Records from a data collection:
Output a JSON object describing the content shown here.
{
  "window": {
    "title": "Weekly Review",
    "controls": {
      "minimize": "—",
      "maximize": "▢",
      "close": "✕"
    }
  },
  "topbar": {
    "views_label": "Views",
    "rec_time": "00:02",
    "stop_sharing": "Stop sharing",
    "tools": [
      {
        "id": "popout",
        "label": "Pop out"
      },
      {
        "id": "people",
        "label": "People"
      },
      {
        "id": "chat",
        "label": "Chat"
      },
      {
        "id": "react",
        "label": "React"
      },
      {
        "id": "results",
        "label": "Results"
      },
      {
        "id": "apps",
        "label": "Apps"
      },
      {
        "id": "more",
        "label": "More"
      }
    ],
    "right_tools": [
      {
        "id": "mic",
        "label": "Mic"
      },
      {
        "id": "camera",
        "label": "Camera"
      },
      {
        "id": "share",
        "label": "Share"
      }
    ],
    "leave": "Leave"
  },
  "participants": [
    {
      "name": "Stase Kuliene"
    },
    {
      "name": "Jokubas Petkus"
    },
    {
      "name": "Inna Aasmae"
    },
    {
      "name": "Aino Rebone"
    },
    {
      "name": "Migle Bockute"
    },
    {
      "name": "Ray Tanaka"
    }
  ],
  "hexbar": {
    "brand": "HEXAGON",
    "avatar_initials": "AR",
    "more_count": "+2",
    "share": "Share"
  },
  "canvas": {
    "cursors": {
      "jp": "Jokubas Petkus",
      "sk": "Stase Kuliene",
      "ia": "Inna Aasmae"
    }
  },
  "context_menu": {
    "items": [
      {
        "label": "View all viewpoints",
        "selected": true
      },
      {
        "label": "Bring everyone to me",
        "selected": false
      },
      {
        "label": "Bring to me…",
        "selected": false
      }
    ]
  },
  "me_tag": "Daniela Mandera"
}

Given problem:
Every record above should be output exactly.

Task output:
Output a JSON object describing the content shown here.
{
  "window": {
    "title": "Weekly Review",
    "controls": {
      "minimize": "—",
      "maximize": "▢",
      "close": "✕"
    }
  },
  "topbar": {
    "views_label": "Views",
    "rec_time": "00:02",
    "stop_sharing": "Stop sharing",
    "tools": [
      {
        "id": "popout",
        "label": "Pop out"
      },
      {
        "id": "people",
        "label": "People"
      },
      {
        "id": "chat",
        "label": "Chat"
      },
      {
        "id": "react",
        "label": "React"
      },
      {
        "id": "results",
        "label": "Results"
      },
      {
        "id": "apps",
        "label": "Apps"
      },
      {
        "id": "more",
        "label": "More"
      }
    ],
    "right_tools": [
      {
        "id": "mic",
        "label": "Mic"
      },
      {
        "id": "camera",
        "label": "Camera"
      },
      {
        "id": "share",
        "label": "Share"
      }
    ],
    "leave": "Leave"
  },
  "participants": [
    {
      "name": "Stase Kuliene"
    },
    {
      "name": "Jokubas Petkus"
    },
    {
      "name": "Inna Aasmae"
    },
    {
      "name": "Aino Rebone"
    },
    {
      "name": "Migle Bockute"
    },
    {
      "name": "Ray Tanaka"
    }
  ],
  "hexbar": {
    "brand": "HEXAGON",
    "avatar_initials": "AR",
    "more_count": "+2",
    "share": "Share"
  },
  "canvas": {
    "cursors": {
      "jp": "Jokubas Petkus",
      "sk": "Stase Kuliene",
      "ia": "Inna Aasmae"
    }
  },
  "context_menu": {
    "items": [
      {
        "label": "View all viewpoints",
        "selected": true
      },
      {
        "label": "Bring everyone to me",
        "selected": false
      },
      {
        "label": "Bring to me…",
        "selected": false
      }
    ]
  },
  "me_tag": "Daniela Mandera"
}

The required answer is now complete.